> _DIRECTIVE_
State how many lines of the entries hold the string "Каталог", and output nothing but that count.

Collected data entries:
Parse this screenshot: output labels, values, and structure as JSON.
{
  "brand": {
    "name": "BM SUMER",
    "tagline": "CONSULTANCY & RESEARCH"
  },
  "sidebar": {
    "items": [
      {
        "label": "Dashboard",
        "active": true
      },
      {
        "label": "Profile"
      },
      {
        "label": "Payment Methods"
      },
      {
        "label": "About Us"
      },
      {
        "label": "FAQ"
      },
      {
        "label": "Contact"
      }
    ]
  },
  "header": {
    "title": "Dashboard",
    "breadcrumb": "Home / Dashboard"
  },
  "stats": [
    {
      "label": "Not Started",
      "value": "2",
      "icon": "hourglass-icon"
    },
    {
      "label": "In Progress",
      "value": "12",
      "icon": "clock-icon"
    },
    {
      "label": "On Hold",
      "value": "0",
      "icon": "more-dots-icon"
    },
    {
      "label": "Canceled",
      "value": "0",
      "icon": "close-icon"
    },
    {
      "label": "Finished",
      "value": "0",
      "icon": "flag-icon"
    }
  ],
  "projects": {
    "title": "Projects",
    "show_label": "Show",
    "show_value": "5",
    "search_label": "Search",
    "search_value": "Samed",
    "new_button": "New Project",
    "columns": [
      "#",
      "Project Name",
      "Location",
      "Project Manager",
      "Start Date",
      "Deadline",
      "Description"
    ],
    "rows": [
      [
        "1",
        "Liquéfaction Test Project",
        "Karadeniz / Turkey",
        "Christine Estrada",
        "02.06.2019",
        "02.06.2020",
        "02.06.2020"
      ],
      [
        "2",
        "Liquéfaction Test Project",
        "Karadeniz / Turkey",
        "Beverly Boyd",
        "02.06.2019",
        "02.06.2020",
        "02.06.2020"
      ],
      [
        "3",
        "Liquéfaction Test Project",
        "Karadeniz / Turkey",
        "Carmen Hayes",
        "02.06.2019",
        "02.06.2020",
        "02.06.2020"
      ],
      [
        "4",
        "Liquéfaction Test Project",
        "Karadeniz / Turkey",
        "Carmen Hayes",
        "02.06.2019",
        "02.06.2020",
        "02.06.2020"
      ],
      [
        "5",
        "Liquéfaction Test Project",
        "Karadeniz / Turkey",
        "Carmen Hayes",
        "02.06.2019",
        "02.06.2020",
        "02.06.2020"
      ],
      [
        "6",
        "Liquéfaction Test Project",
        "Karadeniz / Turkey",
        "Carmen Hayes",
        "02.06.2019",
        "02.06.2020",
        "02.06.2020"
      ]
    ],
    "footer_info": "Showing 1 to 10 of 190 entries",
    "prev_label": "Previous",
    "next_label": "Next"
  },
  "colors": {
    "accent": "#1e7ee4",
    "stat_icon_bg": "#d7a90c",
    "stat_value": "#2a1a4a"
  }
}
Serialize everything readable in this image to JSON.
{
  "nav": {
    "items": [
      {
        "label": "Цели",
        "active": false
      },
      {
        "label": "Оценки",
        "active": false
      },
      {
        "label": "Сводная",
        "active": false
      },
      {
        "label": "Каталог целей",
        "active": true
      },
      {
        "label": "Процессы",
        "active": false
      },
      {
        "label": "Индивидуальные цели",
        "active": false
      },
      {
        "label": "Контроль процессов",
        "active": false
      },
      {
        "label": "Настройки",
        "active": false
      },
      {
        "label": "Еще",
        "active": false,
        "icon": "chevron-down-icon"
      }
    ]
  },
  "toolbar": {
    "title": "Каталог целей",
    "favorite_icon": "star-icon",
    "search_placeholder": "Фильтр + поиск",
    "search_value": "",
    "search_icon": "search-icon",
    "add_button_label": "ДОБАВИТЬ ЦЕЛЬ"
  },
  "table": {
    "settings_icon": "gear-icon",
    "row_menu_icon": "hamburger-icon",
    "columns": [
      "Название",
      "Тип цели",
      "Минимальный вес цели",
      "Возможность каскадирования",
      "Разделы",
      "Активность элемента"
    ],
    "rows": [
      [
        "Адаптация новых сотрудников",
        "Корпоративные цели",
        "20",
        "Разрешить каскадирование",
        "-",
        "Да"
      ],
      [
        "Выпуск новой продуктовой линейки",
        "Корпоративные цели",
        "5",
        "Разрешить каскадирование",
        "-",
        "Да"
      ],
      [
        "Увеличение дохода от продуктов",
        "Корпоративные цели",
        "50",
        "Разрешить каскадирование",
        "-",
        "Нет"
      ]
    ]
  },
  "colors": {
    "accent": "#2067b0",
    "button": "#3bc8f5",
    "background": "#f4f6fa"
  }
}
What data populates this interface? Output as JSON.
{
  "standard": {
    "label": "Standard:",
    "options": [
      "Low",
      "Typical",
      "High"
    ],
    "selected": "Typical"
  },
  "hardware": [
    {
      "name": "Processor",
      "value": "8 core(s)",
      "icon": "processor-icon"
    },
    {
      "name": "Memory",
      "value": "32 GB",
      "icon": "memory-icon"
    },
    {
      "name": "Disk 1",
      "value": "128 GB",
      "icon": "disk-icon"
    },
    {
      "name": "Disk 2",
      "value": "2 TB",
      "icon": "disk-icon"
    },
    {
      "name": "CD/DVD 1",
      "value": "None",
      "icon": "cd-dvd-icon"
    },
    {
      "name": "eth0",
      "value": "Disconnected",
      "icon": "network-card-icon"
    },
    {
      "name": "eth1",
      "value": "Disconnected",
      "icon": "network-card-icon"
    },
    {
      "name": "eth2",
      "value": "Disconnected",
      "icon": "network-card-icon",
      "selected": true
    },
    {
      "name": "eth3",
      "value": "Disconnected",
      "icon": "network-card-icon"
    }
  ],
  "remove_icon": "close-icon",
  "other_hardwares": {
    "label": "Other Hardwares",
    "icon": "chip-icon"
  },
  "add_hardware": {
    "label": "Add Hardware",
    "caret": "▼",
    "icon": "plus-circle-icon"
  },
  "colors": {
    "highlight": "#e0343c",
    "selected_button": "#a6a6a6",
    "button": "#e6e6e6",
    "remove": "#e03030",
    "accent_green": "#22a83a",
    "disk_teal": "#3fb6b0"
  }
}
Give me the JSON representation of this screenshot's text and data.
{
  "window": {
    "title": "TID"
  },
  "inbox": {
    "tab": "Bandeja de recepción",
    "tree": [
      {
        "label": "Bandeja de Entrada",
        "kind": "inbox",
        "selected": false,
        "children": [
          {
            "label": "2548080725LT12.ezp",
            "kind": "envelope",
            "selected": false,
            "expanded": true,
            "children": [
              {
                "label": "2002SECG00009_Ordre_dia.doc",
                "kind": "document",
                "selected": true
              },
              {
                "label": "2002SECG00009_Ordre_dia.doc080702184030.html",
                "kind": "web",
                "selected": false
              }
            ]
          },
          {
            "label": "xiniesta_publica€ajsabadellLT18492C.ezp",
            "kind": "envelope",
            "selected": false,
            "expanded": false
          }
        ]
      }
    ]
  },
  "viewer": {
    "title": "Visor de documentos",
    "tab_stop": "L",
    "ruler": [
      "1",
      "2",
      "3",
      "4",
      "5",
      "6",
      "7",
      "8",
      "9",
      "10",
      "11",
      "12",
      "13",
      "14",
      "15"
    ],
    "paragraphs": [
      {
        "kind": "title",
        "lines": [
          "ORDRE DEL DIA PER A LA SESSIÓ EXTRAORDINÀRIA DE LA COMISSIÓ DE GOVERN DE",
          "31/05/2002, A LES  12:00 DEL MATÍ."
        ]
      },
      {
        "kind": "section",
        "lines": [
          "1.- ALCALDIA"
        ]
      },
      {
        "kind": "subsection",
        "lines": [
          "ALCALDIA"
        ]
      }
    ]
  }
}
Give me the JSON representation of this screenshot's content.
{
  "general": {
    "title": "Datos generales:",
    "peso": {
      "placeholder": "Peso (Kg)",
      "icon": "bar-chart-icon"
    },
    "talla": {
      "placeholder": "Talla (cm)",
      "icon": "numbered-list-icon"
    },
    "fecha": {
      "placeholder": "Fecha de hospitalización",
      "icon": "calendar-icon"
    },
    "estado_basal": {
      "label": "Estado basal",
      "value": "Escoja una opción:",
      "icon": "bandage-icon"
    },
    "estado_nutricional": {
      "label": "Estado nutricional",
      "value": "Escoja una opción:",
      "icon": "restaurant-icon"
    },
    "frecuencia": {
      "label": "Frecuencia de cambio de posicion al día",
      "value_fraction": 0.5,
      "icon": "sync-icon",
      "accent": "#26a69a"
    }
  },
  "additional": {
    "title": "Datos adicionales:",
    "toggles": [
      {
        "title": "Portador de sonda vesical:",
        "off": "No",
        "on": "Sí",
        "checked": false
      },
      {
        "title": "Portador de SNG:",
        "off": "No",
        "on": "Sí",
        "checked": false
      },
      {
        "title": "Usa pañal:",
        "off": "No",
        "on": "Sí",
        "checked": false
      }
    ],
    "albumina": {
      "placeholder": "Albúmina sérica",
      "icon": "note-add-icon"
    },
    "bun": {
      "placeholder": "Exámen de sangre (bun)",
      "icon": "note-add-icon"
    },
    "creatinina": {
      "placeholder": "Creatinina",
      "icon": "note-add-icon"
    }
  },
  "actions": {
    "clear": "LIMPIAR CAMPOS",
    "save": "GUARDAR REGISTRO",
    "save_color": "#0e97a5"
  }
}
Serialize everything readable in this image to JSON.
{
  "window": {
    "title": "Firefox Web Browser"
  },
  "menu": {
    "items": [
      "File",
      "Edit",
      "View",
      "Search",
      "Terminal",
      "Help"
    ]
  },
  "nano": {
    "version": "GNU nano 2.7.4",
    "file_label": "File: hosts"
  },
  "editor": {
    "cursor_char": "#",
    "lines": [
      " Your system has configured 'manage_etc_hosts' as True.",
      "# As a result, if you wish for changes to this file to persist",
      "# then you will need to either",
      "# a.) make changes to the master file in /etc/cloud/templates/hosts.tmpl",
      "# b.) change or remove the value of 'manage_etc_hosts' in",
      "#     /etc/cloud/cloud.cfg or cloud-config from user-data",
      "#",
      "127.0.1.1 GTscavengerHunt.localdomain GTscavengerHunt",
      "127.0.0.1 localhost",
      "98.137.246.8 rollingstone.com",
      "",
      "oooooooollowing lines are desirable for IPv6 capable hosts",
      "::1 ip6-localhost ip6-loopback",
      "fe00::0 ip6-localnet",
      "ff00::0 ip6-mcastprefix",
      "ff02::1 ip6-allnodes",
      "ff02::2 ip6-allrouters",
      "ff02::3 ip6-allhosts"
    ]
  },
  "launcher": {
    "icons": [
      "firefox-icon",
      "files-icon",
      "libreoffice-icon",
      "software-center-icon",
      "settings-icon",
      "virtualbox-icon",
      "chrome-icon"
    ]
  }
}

> _FULL OUTPUT_
2